===== Source document
Rows_dot_product is intended as a shorthand rather than compute optimization, right?

So the third option does:

transformed data{
	...
	//uW_rows_repeated_per_subj: an array where each element is a row from uW repeated for num_subj rows
	matrix[num_subj,num_cols_uW] uW_rows_repeated_per_subj[num_rows_uW] ;
	for(row in 1:num_rows_uW){
		uW_rows_repeated_per_subj[row] = rep_matrix(uW[row],num_subj) ;
	}
}
...
transformed parameters{
	...
	matrix[num_rows_uW,num_subj] value_for_subj_cond3 ;
	profile("v3"){
		// Loop over conditions to compute unique entries in design matrix
		for(this_condition in 1:num_rows_uW){
			value_for_subj_cond3[this_condition] = transpose(
				rows_dot_product(
					subj_coef_
					, uW_rows_repeated_per_subj[this_condition]
				)
			);
		}
	}
}

Which suggests a fourth variant where the entries in uW_rows_repeated_per_subj are row-bound together into a single matrix and ditto subj_coef_ is broadcast to repeat it’s entries num_rows_uW times, yielding the one-liner:

	vector[num_rows_uW*num_subj] value_for_subj_cond4 ;
	profile("v4"){
		value_for_subj_cond4 = rows_dot_product(
			subj_coef_[subj_index_for_uW_repeated_by_subj]
			, uW_rows_repeated_per_subj_as_matrix
		);
	}

I expected this would be about the same performance as v3 (with the hope that the coming speedups @rok_cesnovar mentioned would make v4 faster than v3), but v4 actually runs substantially slower than v3. It’s not as slow as v2, but still consistent and mostly in the forward_time. So I guess the broadcasting to create a bigger matrix is more costly (at present) than a loop with no broadcasting. It’ll be interesting to see if this difference persists once the new speedups arrive.

(attaching the updated scripts that include v4:
hwg_compare.stan (4.6 KB)
hwg_sim_and_fit.r (9.7 KB)
helper_functions.r (4.9 KB)
)
==========
▸ Tasks:
1. In the forum post, what does the author suppose is the reason v4 runs slower than v3?
2. Rewrite the forum post's passage from "I expected this" to "hwg_compare.stan (4.6 KB)", replacing "substantially" with "considerably".
===== Extracted information
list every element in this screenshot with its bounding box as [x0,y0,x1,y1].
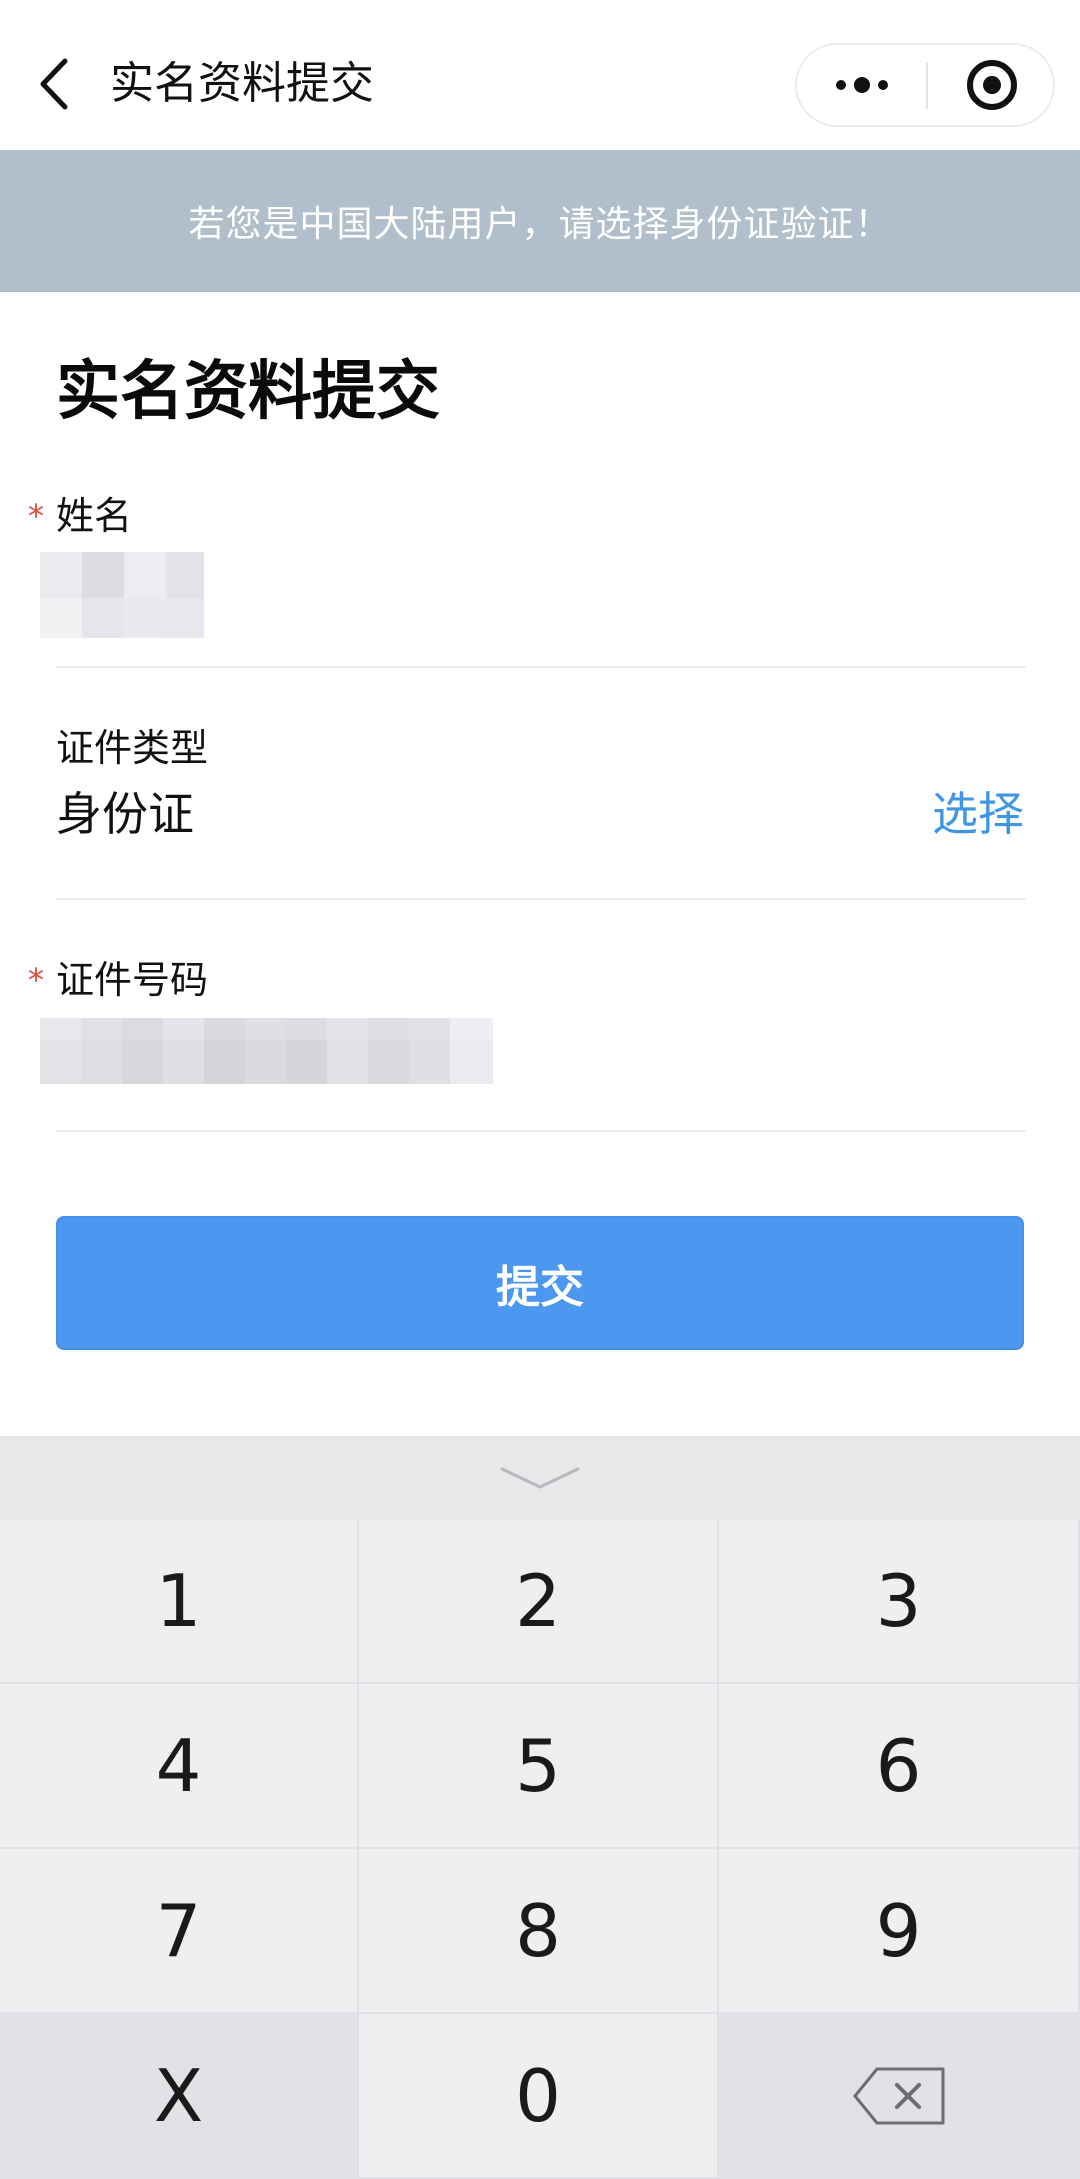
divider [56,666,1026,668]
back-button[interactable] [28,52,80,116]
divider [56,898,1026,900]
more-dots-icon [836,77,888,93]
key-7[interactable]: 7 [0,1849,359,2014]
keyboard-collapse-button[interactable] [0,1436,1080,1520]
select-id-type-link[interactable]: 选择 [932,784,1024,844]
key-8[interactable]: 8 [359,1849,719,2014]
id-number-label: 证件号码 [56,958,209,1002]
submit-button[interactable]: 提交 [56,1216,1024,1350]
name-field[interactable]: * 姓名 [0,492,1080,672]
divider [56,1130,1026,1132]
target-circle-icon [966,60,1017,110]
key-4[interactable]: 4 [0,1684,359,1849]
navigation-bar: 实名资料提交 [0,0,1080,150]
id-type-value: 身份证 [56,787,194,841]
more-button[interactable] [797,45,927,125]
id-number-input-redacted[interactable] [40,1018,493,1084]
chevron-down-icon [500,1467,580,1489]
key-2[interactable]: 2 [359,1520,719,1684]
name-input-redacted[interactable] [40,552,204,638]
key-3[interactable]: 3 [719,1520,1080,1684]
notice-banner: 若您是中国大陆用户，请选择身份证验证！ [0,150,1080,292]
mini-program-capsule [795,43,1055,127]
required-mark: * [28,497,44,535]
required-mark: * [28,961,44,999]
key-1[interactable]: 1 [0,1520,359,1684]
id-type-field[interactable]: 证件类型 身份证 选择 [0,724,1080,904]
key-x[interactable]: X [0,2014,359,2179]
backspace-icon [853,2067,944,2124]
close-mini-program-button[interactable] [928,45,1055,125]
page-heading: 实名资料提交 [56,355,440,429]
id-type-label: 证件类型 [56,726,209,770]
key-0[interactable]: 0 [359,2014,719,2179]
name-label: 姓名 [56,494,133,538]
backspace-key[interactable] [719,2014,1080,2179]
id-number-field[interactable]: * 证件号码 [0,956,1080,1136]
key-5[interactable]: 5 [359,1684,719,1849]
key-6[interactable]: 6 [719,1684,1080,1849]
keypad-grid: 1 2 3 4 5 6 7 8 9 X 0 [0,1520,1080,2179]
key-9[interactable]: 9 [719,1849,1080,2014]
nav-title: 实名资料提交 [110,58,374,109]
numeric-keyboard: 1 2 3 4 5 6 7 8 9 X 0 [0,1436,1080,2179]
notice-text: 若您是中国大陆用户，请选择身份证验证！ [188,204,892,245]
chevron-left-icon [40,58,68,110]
==========
===== Extracted information
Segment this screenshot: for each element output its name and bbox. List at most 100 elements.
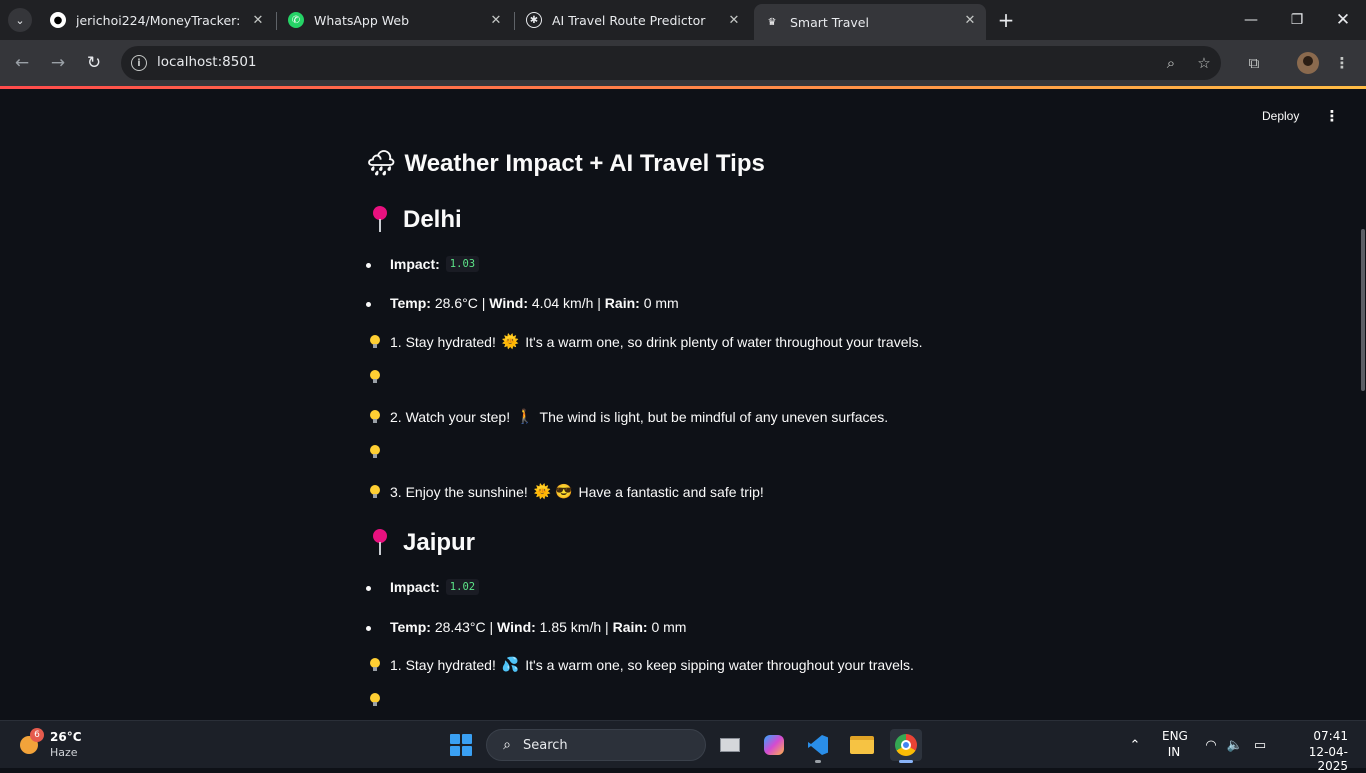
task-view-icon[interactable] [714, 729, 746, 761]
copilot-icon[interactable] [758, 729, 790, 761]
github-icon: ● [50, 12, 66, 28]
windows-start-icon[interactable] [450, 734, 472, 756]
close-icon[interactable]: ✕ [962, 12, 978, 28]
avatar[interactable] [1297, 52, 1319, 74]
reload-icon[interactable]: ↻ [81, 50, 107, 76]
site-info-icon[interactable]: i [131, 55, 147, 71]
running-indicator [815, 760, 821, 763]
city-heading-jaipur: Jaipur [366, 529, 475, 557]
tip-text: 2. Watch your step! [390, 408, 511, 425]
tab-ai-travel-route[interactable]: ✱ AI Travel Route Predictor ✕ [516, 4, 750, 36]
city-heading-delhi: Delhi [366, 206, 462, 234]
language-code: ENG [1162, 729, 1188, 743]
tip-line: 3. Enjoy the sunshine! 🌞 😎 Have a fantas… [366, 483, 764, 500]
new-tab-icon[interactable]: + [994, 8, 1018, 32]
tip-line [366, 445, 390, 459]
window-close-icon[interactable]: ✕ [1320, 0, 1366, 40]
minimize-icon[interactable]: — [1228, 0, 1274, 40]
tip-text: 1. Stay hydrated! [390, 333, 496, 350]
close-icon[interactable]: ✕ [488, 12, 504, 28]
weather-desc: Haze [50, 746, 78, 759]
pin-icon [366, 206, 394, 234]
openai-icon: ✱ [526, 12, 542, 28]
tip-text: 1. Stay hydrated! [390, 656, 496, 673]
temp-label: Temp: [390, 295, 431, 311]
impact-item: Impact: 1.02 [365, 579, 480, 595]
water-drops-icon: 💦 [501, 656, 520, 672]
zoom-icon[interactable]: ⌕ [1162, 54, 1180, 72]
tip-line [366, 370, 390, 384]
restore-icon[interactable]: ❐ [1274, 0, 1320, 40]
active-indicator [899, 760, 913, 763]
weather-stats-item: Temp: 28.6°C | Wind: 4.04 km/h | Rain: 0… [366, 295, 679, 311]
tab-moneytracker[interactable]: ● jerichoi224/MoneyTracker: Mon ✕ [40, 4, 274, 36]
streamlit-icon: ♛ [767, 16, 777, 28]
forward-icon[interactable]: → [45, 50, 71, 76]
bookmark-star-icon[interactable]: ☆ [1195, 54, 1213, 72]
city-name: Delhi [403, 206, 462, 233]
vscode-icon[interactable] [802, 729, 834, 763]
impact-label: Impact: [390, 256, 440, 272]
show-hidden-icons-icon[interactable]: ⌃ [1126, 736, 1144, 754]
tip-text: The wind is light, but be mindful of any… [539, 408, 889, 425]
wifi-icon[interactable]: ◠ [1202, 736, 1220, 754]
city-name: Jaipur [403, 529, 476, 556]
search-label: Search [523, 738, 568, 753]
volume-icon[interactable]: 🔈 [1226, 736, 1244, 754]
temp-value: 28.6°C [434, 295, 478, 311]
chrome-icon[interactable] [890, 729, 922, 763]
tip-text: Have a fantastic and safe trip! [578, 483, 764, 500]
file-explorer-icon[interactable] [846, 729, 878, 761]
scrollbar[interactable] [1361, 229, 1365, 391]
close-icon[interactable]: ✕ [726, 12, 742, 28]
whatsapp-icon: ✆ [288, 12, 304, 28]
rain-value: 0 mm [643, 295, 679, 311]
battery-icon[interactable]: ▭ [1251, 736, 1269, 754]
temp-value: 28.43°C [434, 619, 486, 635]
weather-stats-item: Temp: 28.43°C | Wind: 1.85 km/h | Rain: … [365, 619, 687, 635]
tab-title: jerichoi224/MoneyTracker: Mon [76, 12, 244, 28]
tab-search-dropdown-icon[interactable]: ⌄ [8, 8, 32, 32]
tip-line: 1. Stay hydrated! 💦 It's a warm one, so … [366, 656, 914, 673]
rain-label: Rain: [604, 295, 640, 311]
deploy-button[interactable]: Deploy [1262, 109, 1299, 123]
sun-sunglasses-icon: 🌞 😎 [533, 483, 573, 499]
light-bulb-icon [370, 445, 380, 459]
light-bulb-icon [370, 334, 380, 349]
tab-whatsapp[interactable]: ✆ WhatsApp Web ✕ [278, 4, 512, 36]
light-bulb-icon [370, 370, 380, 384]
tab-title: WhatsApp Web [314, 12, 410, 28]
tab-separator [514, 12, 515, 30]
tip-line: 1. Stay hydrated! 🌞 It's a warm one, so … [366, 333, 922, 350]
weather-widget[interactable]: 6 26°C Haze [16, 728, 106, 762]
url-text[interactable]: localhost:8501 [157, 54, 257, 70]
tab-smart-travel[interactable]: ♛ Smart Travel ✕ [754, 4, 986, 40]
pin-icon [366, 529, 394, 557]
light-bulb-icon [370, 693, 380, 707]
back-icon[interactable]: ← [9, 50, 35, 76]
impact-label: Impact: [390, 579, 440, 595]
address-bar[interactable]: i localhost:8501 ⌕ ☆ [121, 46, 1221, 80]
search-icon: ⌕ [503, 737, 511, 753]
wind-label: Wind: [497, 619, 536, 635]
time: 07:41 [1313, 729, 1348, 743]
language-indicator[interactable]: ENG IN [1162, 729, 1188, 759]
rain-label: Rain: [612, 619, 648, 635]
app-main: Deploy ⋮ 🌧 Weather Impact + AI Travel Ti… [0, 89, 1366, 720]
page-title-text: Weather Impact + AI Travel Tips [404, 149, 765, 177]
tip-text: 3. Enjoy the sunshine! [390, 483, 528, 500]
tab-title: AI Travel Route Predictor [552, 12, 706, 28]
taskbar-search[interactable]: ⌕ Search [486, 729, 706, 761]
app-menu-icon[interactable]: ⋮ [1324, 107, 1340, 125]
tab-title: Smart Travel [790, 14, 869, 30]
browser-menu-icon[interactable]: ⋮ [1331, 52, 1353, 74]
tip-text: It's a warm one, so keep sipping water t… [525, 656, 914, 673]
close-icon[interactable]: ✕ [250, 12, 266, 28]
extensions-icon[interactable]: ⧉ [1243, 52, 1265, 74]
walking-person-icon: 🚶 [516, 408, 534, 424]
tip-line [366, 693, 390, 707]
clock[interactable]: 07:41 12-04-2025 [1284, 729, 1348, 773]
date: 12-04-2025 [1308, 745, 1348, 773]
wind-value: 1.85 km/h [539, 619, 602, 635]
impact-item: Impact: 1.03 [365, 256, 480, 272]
==========
▸ Responses per task:
1. The author supposes that broadcasting to create a bigger matrix currently costs more than a loop that uses no broadcasting.

2.
I expected this would be about the same performance as v3 (with the hope that the coming speedups @rok_cesnovar mentioned would make v4 faster than v3), but v4 actually runs considerably slower than v3. It’s not as slow as v2, but still consistent and mostly in the forward_time. So I guess the broadcasting to create a bigger matrix is more costly (at present) than a loop with no broadcasting. It’ll be interesting to see if this difference persists once the new speedups arrive.

(attaching the updated scripts that include v4:
hwg_compare.stan (4.6 KB)